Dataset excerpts
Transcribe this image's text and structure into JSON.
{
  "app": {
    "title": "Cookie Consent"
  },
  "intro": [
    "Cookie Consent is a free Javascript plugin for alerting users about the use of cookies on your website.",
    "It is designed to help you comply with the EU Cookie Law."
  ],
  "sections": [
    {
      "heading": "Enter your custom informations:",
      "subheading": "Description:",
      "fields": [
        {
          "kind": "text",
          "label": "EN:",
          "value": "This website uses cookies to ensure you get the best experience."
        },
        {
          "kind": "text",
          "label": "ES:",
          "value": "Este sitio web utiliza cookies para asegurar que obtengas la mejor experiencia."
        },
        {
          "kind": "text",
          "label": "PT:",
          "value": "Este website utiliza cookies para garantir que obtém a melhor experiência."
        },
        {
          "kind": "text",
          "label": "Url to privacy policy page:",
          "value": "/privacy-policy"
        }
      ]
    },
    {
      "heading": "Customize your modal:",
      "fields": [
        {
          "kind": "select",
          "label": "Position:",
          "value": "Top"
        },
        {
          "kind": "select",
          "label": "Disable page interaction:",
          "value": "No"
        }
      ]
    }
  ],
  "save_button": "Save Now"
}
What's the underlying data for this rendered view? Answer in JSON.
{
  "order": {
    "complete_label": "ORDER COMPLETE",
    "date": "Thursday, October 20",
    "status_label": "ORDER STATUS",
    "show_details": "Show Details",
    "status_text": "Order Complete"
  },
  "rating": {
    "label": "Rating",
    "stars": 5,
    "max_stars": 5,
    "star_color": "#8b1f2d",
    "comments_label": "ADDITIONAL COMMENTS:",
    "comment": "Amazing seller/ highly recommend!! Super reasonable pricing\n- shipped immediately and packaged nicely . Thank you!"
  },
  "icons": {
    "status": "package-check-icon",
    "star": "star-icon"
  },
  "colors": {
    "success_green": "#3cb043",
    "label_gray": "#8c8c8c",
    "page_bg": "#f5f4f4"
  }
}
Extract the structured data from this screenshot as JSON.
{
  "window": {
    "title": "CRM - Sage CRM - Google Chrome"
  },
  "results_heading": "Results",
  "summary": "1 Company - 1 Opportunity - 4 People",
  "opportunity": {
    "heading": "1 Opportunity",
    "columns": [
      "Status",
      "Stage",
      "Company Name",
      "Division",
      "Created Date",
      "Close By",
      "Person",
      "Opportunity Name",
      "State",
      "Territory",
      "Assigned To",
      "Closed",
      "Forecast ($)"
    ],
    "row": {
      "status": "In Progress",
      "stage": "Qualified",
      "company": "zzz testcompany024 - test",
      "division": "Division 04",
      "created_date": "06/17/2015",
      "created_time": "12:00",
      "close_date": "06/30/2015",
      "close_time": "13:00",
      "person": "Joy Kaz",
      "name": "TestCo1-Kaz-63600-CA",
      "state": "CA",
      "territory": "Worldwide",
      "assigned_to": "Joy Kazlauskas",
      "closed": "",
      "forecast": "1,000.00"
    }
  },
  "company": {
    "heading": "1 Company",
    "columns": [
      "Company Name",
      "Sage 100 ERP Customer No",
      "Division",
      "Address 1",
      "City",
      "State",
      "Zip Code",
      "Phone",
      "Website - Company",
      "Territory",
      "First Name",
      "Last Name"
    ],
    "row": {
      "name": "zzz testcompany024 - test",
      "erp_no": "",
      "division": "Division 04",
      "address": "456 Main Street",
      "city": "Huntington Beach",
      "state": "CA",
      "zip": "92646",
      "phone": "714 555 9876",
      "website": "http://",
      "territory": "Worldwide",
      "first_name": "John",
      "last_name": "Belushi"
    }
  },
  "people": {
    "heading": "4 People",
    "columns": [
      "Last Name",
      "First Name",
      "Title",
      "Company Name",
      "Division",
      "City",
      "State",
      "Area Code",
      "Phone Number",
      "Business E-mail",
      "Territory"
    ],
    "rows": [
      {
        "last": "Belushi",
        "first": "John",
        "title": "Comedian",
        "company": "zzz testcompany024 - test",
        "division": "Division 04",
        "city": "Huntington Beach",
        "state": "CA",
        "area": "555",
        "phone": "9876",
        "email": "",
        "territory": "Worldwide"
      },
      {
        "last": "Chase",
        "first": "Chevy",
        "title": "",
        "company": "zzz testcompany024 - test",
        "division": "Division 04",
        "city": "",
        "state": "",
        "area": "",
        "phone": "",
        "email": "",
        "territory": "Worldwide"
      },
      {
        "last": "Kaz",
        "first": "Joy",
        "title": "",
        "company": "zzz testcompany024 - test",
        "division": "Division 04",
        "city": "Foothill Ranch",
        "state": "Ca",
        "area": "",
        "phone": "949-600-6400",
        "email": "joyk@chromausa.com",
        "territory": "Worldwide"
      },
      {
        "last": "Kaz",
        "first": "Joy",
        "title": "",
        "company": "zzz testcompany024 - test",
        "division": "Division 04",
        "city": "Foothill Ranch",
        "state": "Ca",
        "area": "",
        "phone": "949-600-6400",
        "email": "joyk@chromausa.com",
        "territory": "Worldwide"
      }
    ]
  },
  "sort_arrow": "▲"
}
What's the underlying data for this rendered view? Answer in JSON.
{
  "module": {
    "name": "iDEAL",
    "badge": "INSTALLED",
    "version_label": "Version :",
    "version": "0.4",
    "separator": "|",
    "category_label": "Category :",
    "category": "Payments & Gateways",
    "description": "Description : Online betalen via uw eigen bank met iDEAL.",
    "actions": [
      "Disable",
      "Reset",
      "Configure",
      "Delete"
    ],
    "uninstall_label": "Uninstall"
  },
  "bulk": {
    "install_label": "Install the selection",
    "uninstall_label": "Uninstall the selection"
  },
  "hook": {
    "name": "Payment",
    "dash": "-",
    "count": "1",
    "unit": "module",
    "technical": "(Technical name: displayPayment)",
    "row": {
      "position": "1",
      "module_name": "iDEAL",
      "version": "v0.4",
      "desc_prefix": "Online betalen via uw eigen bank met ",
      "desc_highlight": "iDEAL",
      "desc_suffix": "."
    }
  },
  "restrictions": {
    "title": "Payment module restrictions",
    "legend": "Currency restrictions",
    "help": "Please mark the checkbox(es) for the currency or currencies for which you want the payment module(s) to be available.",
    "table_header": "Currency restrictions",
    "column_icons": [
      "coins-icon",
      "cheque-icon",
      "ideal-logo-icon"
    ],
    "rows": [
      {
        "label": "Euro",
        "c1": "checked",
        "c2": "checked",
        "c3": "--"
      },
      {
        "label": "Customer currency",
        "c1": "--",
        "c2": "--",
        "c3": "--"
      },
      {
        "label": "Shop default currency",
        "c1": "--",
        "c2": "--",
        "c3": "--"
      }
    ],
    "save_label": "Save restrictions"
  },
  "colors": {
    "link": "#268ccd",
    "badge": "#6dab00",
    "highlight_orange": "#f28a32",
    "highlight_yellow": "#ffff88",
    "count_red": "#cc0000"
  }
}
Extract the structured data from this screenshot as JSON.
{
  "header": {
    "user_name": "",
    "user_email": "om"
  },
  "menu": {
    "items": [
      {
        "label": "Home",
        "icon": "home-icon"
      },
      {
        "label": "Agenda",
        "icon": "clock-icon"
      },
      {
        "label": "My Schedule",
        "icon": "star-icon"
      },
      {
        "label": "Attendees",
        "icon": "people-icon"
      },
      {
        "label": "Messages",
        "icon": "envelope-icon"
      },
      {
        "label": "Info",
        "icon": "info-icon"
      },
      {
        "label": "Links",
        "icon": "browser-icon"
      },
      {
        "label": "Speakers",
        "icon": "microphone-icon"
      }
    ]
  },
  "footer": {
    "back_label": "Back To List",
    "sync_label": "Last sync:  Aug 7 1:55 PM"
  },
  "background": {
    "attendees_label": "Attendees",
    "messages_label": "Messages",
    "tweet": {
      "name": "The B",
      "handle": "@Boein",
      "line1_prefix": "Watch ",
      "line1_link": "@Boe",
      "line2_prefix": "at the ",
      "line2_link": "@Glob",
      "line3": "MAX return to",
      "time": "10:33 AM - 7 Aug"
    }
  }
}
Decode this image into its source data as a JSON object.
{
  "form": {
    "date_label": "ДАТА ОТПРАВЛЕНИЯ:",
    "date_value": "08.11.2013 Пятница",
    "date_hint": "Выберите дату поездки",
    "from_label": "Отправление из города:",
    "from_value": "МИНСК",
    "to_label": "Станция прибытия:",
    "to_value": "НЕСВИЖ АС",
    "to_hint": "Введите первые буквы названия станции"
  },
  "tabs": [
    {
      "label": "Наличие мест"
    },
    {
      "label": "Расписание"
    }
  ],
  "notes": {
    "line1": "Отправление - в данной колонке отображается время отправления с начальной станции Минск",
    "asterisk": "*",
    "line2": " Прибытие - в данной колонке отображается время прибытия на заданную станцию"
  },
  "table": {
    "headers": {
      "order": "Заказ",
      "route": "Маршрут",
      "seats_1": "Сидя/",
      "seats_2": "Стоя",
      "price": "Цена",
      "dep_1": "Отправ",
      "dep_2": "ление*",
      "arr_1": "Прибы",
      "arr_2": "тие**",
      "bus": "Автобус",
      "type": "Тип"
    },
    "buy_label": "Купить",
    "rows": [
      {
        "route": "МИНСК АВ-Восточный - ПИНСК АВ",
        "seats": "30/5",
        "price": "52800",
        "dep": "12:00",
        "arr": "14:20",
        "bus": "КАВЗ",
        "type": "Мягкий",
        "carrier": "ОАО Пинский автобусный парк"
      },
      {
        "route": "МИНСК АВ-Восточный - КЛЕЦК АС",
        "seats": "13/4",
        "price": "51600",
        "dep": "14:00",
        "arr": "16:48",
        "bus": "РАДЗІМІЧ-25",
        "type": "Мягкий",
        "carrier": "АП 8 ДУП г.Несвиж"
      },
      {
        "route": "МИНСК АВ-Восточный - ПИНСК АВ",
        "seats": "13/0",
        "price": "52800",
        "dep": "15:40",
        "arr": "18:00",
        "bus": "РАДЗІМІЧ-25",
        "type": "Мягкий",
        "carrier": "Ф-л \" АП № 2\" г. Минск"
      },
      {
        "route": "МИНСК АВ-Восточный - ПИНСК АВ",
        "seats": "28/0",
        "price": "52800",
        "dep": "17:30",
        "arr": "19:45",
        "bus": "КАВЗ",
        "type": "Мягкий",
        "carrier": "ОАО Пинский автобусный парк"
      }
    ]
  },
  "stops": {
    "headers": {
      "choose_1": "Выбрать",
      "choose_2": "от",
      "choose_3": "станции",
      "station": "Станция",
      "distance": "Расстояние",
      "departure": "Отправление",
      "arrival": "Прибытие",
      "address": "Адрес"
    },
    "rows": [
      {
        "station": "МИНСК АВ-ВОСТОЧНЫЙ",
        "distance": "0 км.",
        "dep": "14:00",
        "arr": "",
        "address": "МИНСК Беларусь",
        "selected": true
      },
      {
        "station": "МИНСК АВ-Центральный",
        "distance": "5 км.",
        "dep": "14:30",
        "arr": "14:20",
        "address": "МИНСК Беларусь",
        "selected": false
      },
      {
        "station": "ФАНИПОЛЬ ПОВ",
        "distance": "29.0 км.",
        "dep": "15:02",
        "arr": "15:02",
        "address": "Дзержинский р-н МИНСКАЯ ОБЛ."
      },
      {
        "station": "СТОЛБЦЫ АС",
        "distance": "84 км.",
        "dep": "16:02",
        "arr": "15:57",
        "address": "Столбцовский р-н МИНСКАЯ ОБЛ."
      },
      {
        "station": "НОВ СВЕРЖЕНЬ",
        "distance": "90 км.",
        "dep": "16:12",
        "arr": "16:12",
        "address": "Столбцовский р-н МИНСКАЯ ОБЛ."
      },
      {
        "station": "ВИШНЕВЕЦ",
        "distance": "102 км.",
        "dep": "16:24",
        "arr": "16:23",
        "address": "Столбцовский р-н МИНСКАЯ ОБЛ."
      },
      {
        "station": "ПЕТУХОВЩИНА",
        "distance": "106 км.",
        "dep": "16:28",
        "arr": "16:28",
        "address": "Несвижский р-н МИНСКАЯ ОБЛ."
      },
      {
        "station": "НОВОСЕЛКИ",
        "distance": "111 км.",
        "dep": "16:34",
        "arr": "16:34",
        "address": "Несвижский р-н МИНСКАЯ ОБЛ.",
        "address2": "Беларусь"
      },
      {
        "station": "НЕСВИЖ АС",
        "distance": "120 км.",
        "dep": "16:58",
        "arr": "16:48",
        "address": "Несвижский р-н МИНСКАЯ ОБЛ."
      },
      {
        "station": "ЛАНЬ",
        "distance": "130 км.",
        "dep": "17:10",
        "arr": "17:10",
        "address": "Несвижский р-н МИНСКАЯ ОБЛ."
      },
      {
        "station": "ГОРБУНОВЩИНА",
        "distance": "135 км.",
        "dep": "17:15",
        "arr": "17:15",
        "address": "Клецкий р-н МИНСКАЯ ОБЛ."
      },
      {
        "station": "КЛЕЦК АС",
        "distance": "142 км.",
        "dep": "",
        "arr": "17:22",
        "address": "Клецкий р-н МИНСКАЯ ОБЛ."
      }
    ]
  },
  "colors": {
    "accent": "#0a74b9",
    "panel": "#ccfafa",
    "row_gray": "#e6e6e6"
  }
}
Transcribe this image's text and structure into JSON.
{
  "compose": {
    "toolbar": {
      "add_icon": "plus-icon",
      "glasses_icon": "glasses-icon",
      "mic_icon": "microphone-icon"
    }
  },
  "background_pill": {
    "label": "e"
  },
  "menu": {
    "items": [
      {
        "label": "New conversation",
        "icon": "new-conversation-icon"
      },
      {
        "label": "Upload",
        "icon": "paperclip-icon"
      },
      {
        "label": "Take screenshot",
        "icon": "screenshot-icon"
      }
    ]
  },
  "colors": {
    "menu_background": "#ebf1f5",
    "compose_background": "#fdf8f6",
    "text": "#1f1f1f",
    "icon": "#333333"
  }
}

TASK STATEMENT: Filter out all lines lacking the word "policy" and copy the rest.

PROBLEM SOLUTION:
          "label": "Url to privacy policy page:",
          "value": "/privacy-policy"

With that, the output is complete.